** INSTRUCTIONS TO FOLLOW **
Ignoring the pictures, copy the data exactly.

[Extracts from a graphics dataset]
>>>>

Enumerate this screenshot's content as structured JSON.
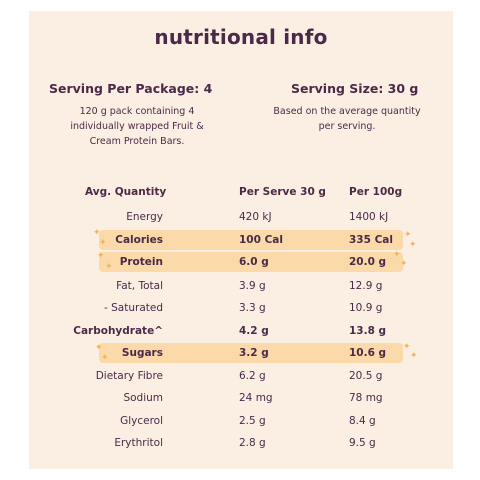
{
  "title": "nutritional info",
  "serving_per_package": {
    "heading": "Serving Per Package: 4",
    "description_lines": [
      "120 g pack containing 4",
      "individually wrapped Fruit &",
      "Cream Protein Bars."
    ]
  },
  "serving_size": {
    "heading": "Serving Size: 30 g",
    "description_lines": [
      "Based on the average quantity",
      "per serving."
    ]
  },
  "table": {
    "headers": [
      "Avg. Quantity",
      "Per Serve 30 g",
      "Per 100g"
    ],
    "rows": [
      {
        "name": "Energy",
        "per_serve": "420 kJ",
        "per_100g": "1400 kJ",
        "bold": false,
        "highlight": false
      },
      {
        "name": "Calories",
        "per_serve": "100 Cal",
        "per_100g": "335 Cal",
        "bold": true,
        "highlight": true
      },
      {
        "name": "Protein",
        "per_serve": "6.0 g",
        "per_100g": "20.0 g",
        "bold": true,
        "highlight": true
      },
      {
        "name": "Fat, Total",
        "per_serve": "3.9 g",
        "per_100g": "12.9 g",
        "bold": false,
        "highlight": false
      },
      {
        "name": "- Saturated",
        "per_serve": "3.3 g",
        "per_100g": "10.9 g",
        "bold": false,
        "highlight": false
      },
      {
        "name": "Carbohydrate^",
        "per_serve": "4.2 g",
        "per_100g": "13.8 g",
        "bold": true,
        "highlight": false
      },
      {
        "name": "Sugars",
        "per_serve": "3.2 g",
        "per_100g": "10.6 g",
        "bold": true,
        "highlight": true
      },
      {
        "name": "Dietary Fibre",
        "per_serve": "6.2 g",
        "per_100g": "20.5 g",
        "bold": false,
        "highlight": false
      },
      {
        "name": "Sodium",
        "per_serve": "24 mg",
        "per_100g": "78 mg",
        "bold": false,
        "highlight": false
      },
      {
        "name": "Glycerol",
        "per_serve": "2.5 g",
        "per_100g": "8.4 g",
        "bold": false,
        "highlight": false
      },
      {
        "name": "Erythritol",
        "per_serve": "2.8 g",
        "per_100g": "9.5 g",
        "bold": false,
        "highlight": false
      }
    ]
  },
  "colors": {
    "panel_background": "#fbeee3",
    "text": "#4a2a48",
    "highlight": "#fbd9a8",
    "sparkle": "#f2b35c"
  }
}
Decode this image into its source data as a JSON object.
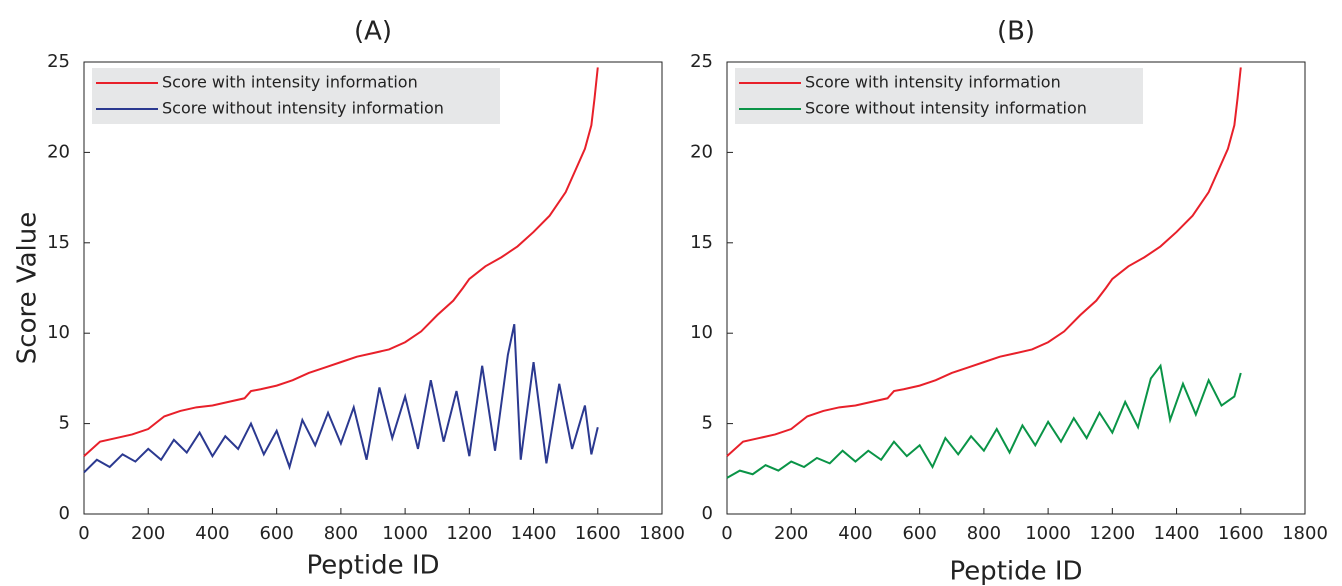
{
  "chart_data": [
    {
      "type": "line",
      "title": "(A)",
      "xlabel": "Peptide ID",
      "ylabel": "Score Value",
      "xlim": [
        0,
        1800
      ],
      "ylim": [
        0,
        25
      ],
      "xticks": [
        0,
        200,
        400,
        600,
        800,
        1000,
        1200,
        1400,
        1600,
        1800
      ],
      "yticks": [
        0,
        5,
        10,
        15,
        20,
        25
      ],
      "legend": "upper left",
      "series": [
        {
          "name": "Score with intensity information",
          "color": "#e8202a",
          "x": [
            0,
            50,
            100,
            150,
            200,
            250,
            300,
            350,
            400,
            450,
            500,
            520,
            550,
            600,
            650,
            700,
            750,
            800,
            850,
            900,
            950,
            1000,
            1050,
            1100,
            1150,
            1180,
            1200,
            1250,
            1300,
            1350,
            1400,
            1450,
            1500,
            1530,
            1560,
            1580,
            1590,
            1600
          ],
          "values": [
            3.2,
            4.0,
            4.2,
            4.4,
            4.7,
            5.4,
            5.7,
            5.9,
            6.0,
            6.2,
            6.4,
            6.8,
            6.9,
            7.1,
            7.4,
            7.8,
            8.1,
            8.4,
            8.7,
            8.9,
            9.1,
            9.5,
            10.1,
            11.0,
            11.8,
            12.5,
            13.0,
            13.7,
            14.2,
            14.8,
            15.6,
            16.5,
            17.8,
            19.0,
            20.2,
            21.5,
            23.0,
            24.7
          ]
        },
        {
          "name": "Score without intensity information",
          "color": "#2b3990",
          "x": [
            0,
            40,
            80,
            120,
            160,
            200,
            240,
            280,
            320,
            360,
            400,
            440,
            480,
            520,
            560,
            600,
            640,
            680,
            720,
            760,
            800,
            840,
            880,
            920,
            960,
            1000,
            1040,
            1080,
            1120,
            1160,
            1200,
            1240,
            1280,
            1320,
            1340,
            1360,
            1400,
            1440,
            1480,
            1520,
            1560,
            1580,
            1600
          ],
          "values": [
            2.3,
            3.0,
            2.6,
            3.3,
            2.9,
            3.6,
            3.0,
            4.1,
            3.4,
            4.5,
            3.2,
            4.3,
            3.6,
            5.0,
            3.3,
            4.6,
            2.6,
            5.2,
            3.8,
            5.6,
            3.9,
            5.9,
            3.0,
            7.0,
            4.2,
            6.5,
            3.6,
            7.4,
            4.0,
            6.8,
            3.2,
            8.2,
            3.5,
            8.8,
            10.5,
            3.0,
            8.4,
            2.8,
            7.2,
            3.6,
            6.0,
            3.3,
            4.8
          ]
        }
      ]
    },
    {
      "type": "line",
      "title": "(B)",
      "xlabel": "Peptide ID",
      "xlim": [
        0,
        1800
      ],
      "ylim": [
        0,
        25
      ],
      "xticks": [
        0,
        200,
        400,
        600,
        800,
        1000,
        1200,
        1400,
        1600,
        1800
      ],
      "yticks": [
        0,
        5,
        10,
        15,
        20,
        25
      ],
      "legend": "upper left",
      "series": [
        {
          "name": "Score with intensity information",
          "color": "#e8202a",
          "x": [
            0,
            50,
            100,
            150,
            200,
            250,
            300,
            350,
            400,
            450,
            500,
            520,
            550,
            600,
            650,
            700,
            750,
            800,
            850,
            900,
            950,
            1000,
            1050,
            1100,
            1150,
            1180,
            1200,
            1250,
            1300,
            1350,
            1400,
            1450,
            1500,
            1530,
            1560,
            1580,
            1590,
            1600
          ],
          "values": [
            3.2,
            4.0,
            4.2,
            4.4,
            4.7,
            5.4,
            5.7,
            5.9,
            6.0,
            6.2,
            6.4,
            6.8,
            6.9,
            7.1,
            7.4,
            7.8,
            8.1,
            8.4,
            8.7,
            8.9,
            9.1,
            9.5,
            10.1,
            11.0,
            11.8,
            12.5,
            13.0,
            13.7,
            14.2,
            14.8,
            15.6,
            16.5,
            17.8,
            19.0,
            20.2,
            21.5,
            23.0,
            24.7
          ]
        },
        {
          "name": "Score without intensity information",
          "color": "#0a9447",
          "x": [
            0,
            40,
            80,
            120,
            160,
            200,
            240,
            280,
            320,
            360,
            400,
            440,
            480,
            520,
            560,
            600,
            640,
            680,
            720,
            760,
            800,
            840,
            880,
            920,
            960,
            1000,
            1040,
            1080,
            1120,
            1160,
            1200,
            1240,
            1280,
            1320,
            1350,
            1380,
            1420,
            1460,
            1500,
            1540,
            1580,
            1600
          ],
          "values": [
            2.0,
            2.4,
            2.2,
            2.7,
            2.4,
            2.9,
            2.6,
            3.1,
            2.8,
            3.5,
            2.9,
            3.5,
            3.0,
            4.0,
            3.2,
            3.8,
            2.6,
            4.2,
            3.3,
            4.3,
            3.5,
            4.7,
            3.4,
            4.9,
            3.8,
            5.1,
            4.0,
            5.3,
            4.2,
            5.6,
            4.5,
            6.2,
            4.8,
            7.5,
            8.2,
            5.2,
            7.2,
            5.5,
            7.4,
            6.0,
            6.5,
            7.8
          ]
        }
      ]
    }
  ]
}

<<<<

** ANSWER TO THE PROBLEM **
Enumerate this screenshot's content as structured JSON.
{
  "title": "nutritional info",
  "serving_per_package": {
    "heading": "Serving Per Package: 4",
    "description_lines": [
      "120 g pack containing 4",
      "individually wrapped Fruit &",
      "Cream Protein Bars."
    ]
  },
  "serving_size": {
    "heading": "Serving Size: 30 g",
    "description_lines": [
      "Based on the average quantity",
      "per serving."
    ]
  },
  "table": {
    "headers": [
      "Avg. Quantity",
      "Per Serve 30 g",
      "Per 100g"
    ],
    "rows": [
      {
        "name": "Energy",
        "per_serve": "420 kJ",
        "per_100g": "1400 kJ",
        "bold": false,
        "highlight": false
      },
      {
        "name": "Calories",
        "per_serve": "100 Cal",
        "per_100g": "335 Cal",
        "bold": true,
        "highlight": true
      },
      {
        "name": "Protein",
        "per_serve": "6.0 g",
        "per_100g": "20.0 g",
        "bold": true,
        "highlight": true
      },
      {
        "name": "Fat, Total",
        "per_serve": "3.9 g",
        "per_100g": "12.9 g",
        "bold": false,
        "highlight": false
      },
      {
        "name": "- Saturated",
        "per_serve": "3.3 g",
        "per_100g": "10.9 g",
        "bold": false,
        "highlight": false
      },
      {
        "name": "Carbohydrate^",
        "per_serve": "4.2 g",
        "per_100g": "13.8 g",
        "bold": true,
        "highlight": false
      },
      {
        "name": "Sugars",
        "per_serve": "3.2 g",
        "per_100g": "10.6 g",
        "bold": true,
        "highlight": true
      },
      {
        "name": "Dietary Fibre",
        "per_serve": "6.2 g",
        "per_100g": "20.5 g",
        "bold": false,
        "highlight": false
      },
      {
        "name": "Sodium",
        "per_serve": "24 mg",
        "per_100g": "78 mg",
        "bold": false,
        "highlight": false
      },
      {
        "name": "Glycerol",
        "per_serve": "2.5 g",
        "per_100g": "8.4 g",
        "bold": false,
        "highlight": false
      },
      {
        "name": "Erythritol",
        "per_serve": "2.8 g",
        "per_100g": "9.5 g",
        "bold": false,
        "highlight": false
      }
    ]
  },
  "colors": {
    "panel_background": "#fbeee3",
    "text": "#4a2a48",
    "highlight": "#fbd9a8",
    "sparkle": "#f2b35c"
  }
}
Decode this image into its source data as a JSON object.
{
  "chart_data": [
    {
      "type": "line",
      "title": "(A)",
      "xlabel": "Peptide ID",
      "ylabel": "Score Value",
      "xlim": [
        0,
        1800
      ],
      "ylim": [
        0,
        25
      ],
      "xticks": [
        0,
        200,
        400,
        600,
        800,
        1000,
        1200,
        1400,
        1600,
        1800
      ],
      "yticks": [
        0,
        5,
        10,
        15,
        20,
        25
      ],
      "legend": "upper left",
      "series": [
        {
          "name": "Score with intensity information",
          "color": "#e8202a",
          "x": [
            0,
            50,
            100,
            150,
            200,
            250,
            300,
            350,
            400,
            450,
            500,
            520,
            550,
            600,
            650,
            700,
            750,
            800,
            850,
            900,
            950,
            1000,
            1050,
            1100,
            1150,
            1180,
            1200,
            1250,
            1300,
            1350,
            1400,
            1450,
            1500,
            1530,
            1560,
            1580,
            1590,
            1600
          ],
          "values": [
            3.2,
            4.0,
            4.2,
            4.4,
            4.7,
            5.4,
            5.7,
            5.9,
            6.0,
            6.2,
            6.4,
            6.8,
            6.9,
            7.1,
            7.4,
            7.8,
            8.1,
            8.4,
            8.7,
            8.9,
            9.1,
            9.5,
            10.1,
            11.0,
            11.8,
            12.5,
            13.0,
            13.7,
            14.2,
            14.8,
            15.6,
            16.5,
            17.8,
            19.0,
            20.2,
            21.5,
            23.0,
            24.7
          ]
        },
        {
          "name": "Score without intensity information",
          "color": "#2b3990",
          "x": [
            0,
            40,
            80,
            120,
            160,
            200,
            240,
            280,
            320,
            360,
            400,
            440,
            480,
            520,
            560,
            600,
            640,
            680,
            720,
            760,
            800,
            840,
            880,
            920,
            960,
            1000,
            1040,
            1080,
            1120,
            1160,
            1200,
            1240,
            1280,
            1320,
            1340,
            1360,
            1400,
            1440,
            1480,
            1520,
            1560,
            1580,
            1600
          ],
          "values": [
            2.3,
            3.0,
            2.6,
            3.3,
            2.9,
            3.6,
            3.0,
            4.1,
            3.4,
            4.5,
            3.2,
            4.3,
            3.6,
            5.0,
            3.3,
            4.6,
            2.6,
            5.2,
            3.8,
            5.6,
            3.9,
            5.9,
            3.0,
            7.0,
            4.2,
            6.5,
            3.6,
            7.4,
            4.0,
            6.8,
            3.2,
            8.2,
            3.5,
            8.8,
            10.5,
            3.0,
            8.4,
            2.8,
            7.2,
            3.6,
            6.0,
            3.3,
            4.8
          ]
        }
      ]
    },
    {
      "type": "line",
      "title": "(B)",
      "xlabel": "Peptide ID",
      "xlim": [
        0,
        1800
      ],
      "ylim": [
        0,
        25
      ],
      "xticks": [
        0,
        200,
        400,
        600,
        800,
        1000,
        1200,
        1400,
        1600,
        1800
      ],
      "yticks": [
        0,
        5,
        10,
        15,
        20,
        25
      ],
      "legend": "upper left",
      "series": [
        {
          "name": "Score with intensity information",
          "color": "#e8202a",
          "x": [
            0,
            50,
            100,
            150,
            200,
            250,
            300,
            350,
            400,
            450,
            500,
            520,
            550,
            600,
            650,
            700,
            750,
            800,
            850,
            900,
            950,
            1000,
            1050,
            1100,
            1150,
            1180,
            1200,
            1250,
            1300,
            1350,
            1400,
            1450,
            1500,
            1530,
            1560,
            1580,
            1590,
            1600
          ],
          "values": [
            3.2,
            4.0,
            4.2,
            4.4,
            4.7,
            5.4,
            5.7,
            5.9,
            6.0,
            6.2,
            6.4,
            6.8,
            6.9,
            7.1,
            7.4,
            7.8,
            8.1,
            8.4,
            8.7,
            8.9,
            9.1,
            9.5,
            10.1,
            11.0,
            11.8,
            12.5,
            13.0,
            13.7,
            14.2,
            14.8,
            15.6,
            16.5,
            17.8,
            19.0,
            20.2,
            21.5,
            23.0,
            24.7
          ]
        },
        {
          "name": "Score without intensity information",
          "color": "#0a9447",
          "x": [
            0,
            40,
            80,
            120,
            160,
            200,
            240,
            280,
            320,
            360,
            400,
            440,
            480,
            520,
            560,
            600,
            640,
            680,
            720,
            760,
            800,
            840,
            880,
            920,
            960,
            1000,
            1040,
            1080,
            1120,
            1160,
            1200,
            1240,
            1280,
            1320,
            1350,
            1380,
            1420,
            1460,
            1500,
            1540,
            1580,
            1600
          ],
          "values": [
            2.0,
            2.4,
            2.2,
            2.7,
            2.4,
            2.9,
            2.6,
            3.1,
            2.8,
            3.5,
            2.9,
            3.5,
            3.0,
            4.0,
            3.2,
            3.8,
            2.6,
            4.2,
            3.3,
            4.3,
            3.5,
            4.7,
            3.4,
            4.9,
            3.8,
            5.1,
            4.0,
            5.3,
            4.2,
            5.6,
            4.5,
            6.2,
            4.8,
            7.5,
            8.2,
            5.2,
            7.2,
            5.5,
            7.4,
            6.0,
            6.5,
            7.8
          ]
        }
      ]
    }
  ]
}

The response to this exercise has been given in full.